* INSTRUCTIONS FOR THE TASK
Transcribe the whole listing exactly, but do not carry over its pictures.

* SOURCE MATERIAL
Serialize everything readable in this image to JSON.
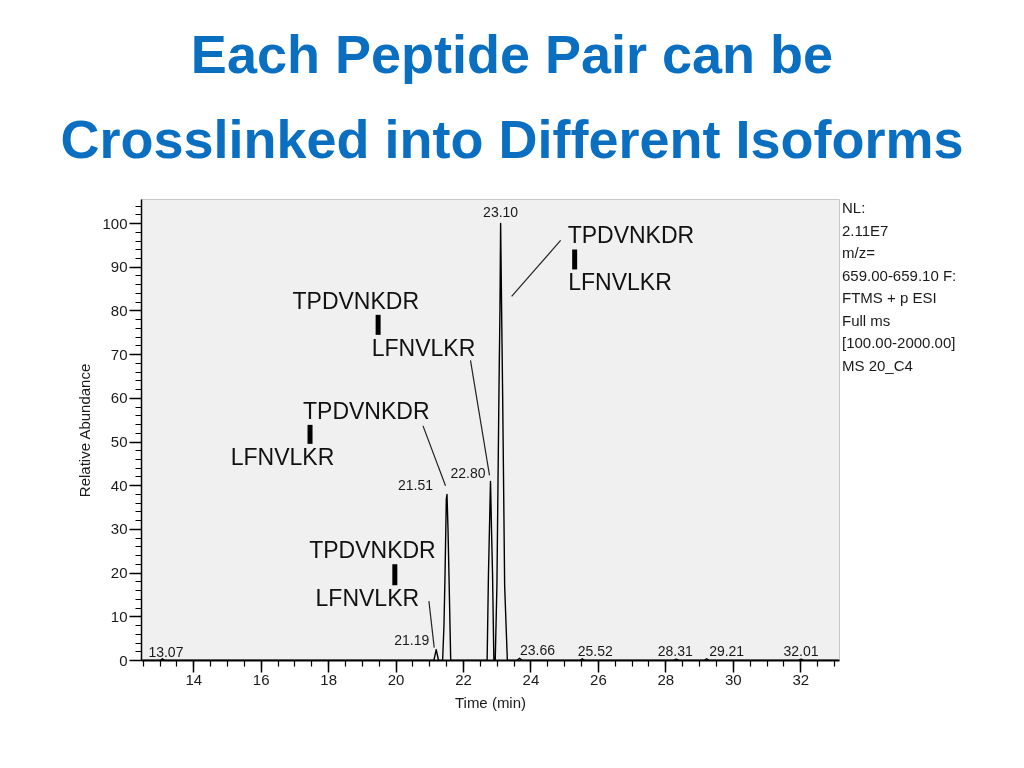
{
  "chart_data": {
    "type": "line",
    "title": "Each Peptide Pair can be\nCrosslinked into Different Isoforms",
    "xlabel": "Time (min)",
    "ylabel": "Relative Abundance",
    "xlim": [
      12.45,
      33.15
    ],
    "ylim": [
      0,
      105.5
    ],
    "xticks": [
      14,
      16,
      18,
      20,
      22,
      24,
      26,
      28,
      30,
      32
    ],
    "yticks": [
      0,
      10,
      20,
      30,
      40,
      50,
      60,
      70,
      80,
      90,
      100
    ],
    "grid": false,
    "series": [
      {
        "color": "#000000",
        "x": [
          12.5,
          13.0,
          13.07,
          13.15,
          21.12,
          21.19,
          21.26,
          21.38,
          21.42,
          21.45,
          21.49,
          21.51,
          21.54,
          21.57,
          21.62,
          22.7,
          22.74,
          22.8,
          22.83,
          22.86,
          22.9,
          22.94,
          22.99,
          23.05,
          23.08,
          23.1,
          23.13,
          23.16,
          23.22,
          23.3,
          23.58,
          23.66,
          23.74,
          25.44,
          25.52,
          25.6,
          28.23,
          28.31,
          28.39,
          29.13,
          29.21,
          29.29,
          31.93,
          32.01,
          32.09,
          33.1
        ],
        "values": [
          0,
          0,
          0.4,
          0,
          0,
          2.5,
          0,
          0,
          8,
          19,
          37,
          38,
          30,
          19,
          0,
          0,
          20,
          41,
          30,
          20,
          0,
          0,
          17,
          61,
          80,
          100,
          80,
          61,
          17,
          0,
          0,
          0.5,
          0,
          0,
          0.4,
          0,
          0,
          0.3,
          0,
          0,
          0.4,
          0,
          0,
          0.3,
          0,
          0
        ]
      }
    ],
    "annotations": [
      {
        "text": "13.07",
        "x": 13.07,
        "y": 0.4
      },
      {
        "text": "21.19",
        "x": 21.19,
        "y": 2.5
      },
      {
        "text": "21.51",
        "x": 21.51,
        "y": 38
      },
      {
        "text": "22.80",
        "x": 22.8,
        "y": 41
      },
      {
        "text": "23.10",
        "x": 23.1,
        "y": 100
      },
      {
        "text": "23.66",
        "x": 23.66,
        "y": 0.5
      },
      {
        "text": "25.52",
        "x": 25.52,
        "y": 0.4
      },
      {
        "text": "28.31",
        "x": 28.31,
        "y": 0.3
      },
      {
        "text": "29.21",
        "x": 29.21,
        "y": 0.4
      },
      {
        "text": "32.01",
        "x": 32.01,
        "y": 0.3
      },
      {
        "text": "TPDVNKDR\nLFNVLKR",
        "x": 23.13,
        "y": 80
      },
      {
        "text": "TPDVNKDR\nLFNVLKR",
        "x": 22.8,
        "y": 41
      },
      {
        "text": "TPDVNKDR\nLFNVLKR",
        "x": 21.51,
        "y": 38
      },
      {
        "text": "TPDVNKDR\nLFNVLKR",
        "x": 21.19,
        "y": 2.5
      },
      "NL:\n2.11E7\nm/z=\n659.00-659.10 F:\nFTMS + p ESI\nFull ms\n[100.00-2000.00]\nMS 20_C4"
    ]
  }
}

* ANSWER FOR THE TASK
Serialize everything readable in this image to JSON.
{
  "chart_data": {
    "type": "line",
    "title": "Each Peptide Pair can be\nCrosslinked into Different Isoforms",
    "xlabel": "Time (min)",
    "ylabel": "Relative Abundance",
    "xlim": [
      12.45,
      33.15
    ],
    "ylim": [
      0,
      105.5
    ],
    "xticks": [
      14,
      16,
      18,
      20,
      22,
      24,
      26,
      28,
      30,
      32
    ],
    "yticks": [
      0,
      10,
      20,
      30,
      40,
      50,
      60,
      70,
      80,
      90,
      100
    ],
    "grid": false,
    "series": [
      {
        "color": "#000000",
        "x": [
          12.5,
          13.0,
          13.07,
          13.15,
          21.12,
          21.19,
          21.26,
          21.38,
          21.42,
          21.45,
          21.49,
          21.51,
          21.54,
          21.57,
          21.62,
          22.7,
          22.74,
          22.8,
          22.83,
          22.86,
          22.9,
          22.94,
          22.99,
          23.05,
          23.08,
          23.1,
          23.13,
          23.16,
          23.22,
          23.3,
          23.58,
          23.66,
          23.74,
          25.44,
          25.52,
          25.6,
          28.23,
          28.31,
          28.39,
          29.13,
          29.21,
          29.29,
          31.93,
          32.01,
          32.09,
          33.1
        ],
        "values": [
          0,
          0,
          0.4,
          0,
          0,
          2.5,
          0,
          0,
          8,
          19,
          37,
          38,
          30,
          19,
          0,
          0,
          20,
          41,
          30,
          20,
          0,
          0,
          17,
          61,
          80,
          100,
          80,
          61,
          17,
          0,
          0,
          0.5,
          0,
          0,
          0.4,
          0,
          0,
          0.3,
          0,
          0,
          0.4,
          0,
          0,
          0.3,
          0,
          0
        ]
      }
    ],
    "annotations": [
      {
        "text": "13.07",
        "x": 13.07,
        "y": 0.4
      },
      {
        "text": "21.19",
        "x": 21.19,
        "y": 2.5
      },
      {
        "text": "21.51",
        "x": 21.51,
        "y": 38
      },
      {
        "text": "22.80",
        "x": 22.8,
        "y": 41
      },
      {
        "text": "23.10",
        "x": 23.1,
        "y": 100
      },
      {
        "text": "23.66",
        "x": 23.66,
        "y": 0.5
      },
      {
        "text": "25.52",
        "x": 25.52,
        "y": 0.4
      },
      {
        "text": "28.31",
        "x": 28.31,
        "y": 0.3
      },
      {
        "text": "29.21",
        "x": 29.21,
        "y": 0.4
      },
      {
        "text": "32.01",
        "x": 32.01,
        "y": 0.3
      },
      {
        "text": "TPDVNKDR\nLFNVLKR",
        "x": 23.13,
        "y": 80
      },
      {
        "text": "TPDVNKDR\nLFNVLKR",
        "x": 22.8,
        "y": 41
      },
      {
        "text": "TPDVNKDR\nLFNVLKR",
        "x": 21.51,
        "y": 38
      },
      {
        "text": "TPDVNKDR\nLFNVLKR",
        "x": 21.19,
        "y": 2.5
      },
      "NL:\n2.11E7\nm/z=\n659.00-659.10 F:\nFTMS + p ESI\nFull ms\n[100.00-2000.00]\nMS 20_C4"
    ]
  }
}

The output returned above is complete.